* What you should do: Word for word, restate every line of the listing that follows.

-------- Extracted records --------

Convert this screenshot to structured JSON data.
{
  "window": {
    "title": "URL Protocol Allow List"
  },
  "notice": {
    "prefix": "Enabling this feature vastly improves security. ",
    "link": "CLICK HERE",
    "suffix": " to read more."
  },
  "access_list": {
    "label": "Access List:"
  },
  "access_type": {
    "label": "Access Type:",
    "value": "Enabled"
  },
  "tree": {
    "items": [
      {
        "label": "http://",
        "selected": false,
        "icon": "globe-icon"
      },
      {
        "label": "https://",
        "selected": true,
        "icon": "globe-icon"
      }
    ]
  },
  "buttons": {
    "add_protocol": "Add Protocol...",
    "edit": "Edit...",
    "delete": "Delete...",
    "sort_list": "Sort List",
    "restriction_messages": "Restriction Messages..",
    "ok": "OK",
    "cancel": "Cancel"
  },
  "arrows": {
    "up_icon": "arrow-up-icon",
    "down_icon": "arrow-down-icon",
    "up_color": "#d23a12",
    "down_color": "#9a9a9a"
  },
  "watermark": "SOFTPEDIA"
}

--------

* Solution to this problem:
Convert this screenshot to structured JSON data.
{
  "window": {
    "title": "URL Protocol Allow List"
  },
  "notice": {
    "prefix": "Enabling this feature vastly improves security. ",
    "link": "CLICK HERE",
    "suffix": " to read more."
  },
  "access_list": {
    "label": "Access List:"
  },
  "access_type": {
    "label": "Access Type:",
    "value": "Enabled"
  },
  "tree": {
    "items": [
      {
        "label": "http://",
        "selected": false,
        "icon": "globe-icon"
      },
      {
        "label": "https://",
        "selected": true,
        "icon": "globe-icon"
      }
    ]
  },
  "buttons": {
    "add_protocol": "Add Protocol...",
    "edit": "Edit...",
    "delete": "Delete...",
    "sort_list": "Sort List",
    "restriction_messages": "Restriction Messages..",
    "ok": "OK",
    "cancel": "Cancel"
  },
  "arrows": {
    "up_icon": "arrow-up-icon",
    "down_icon": "arrow-down-icon",
    "up_color": "#d23a12",
    "down_color": "#9a9a9a"
  },
  "watermark": "SOFTPEDIA"
}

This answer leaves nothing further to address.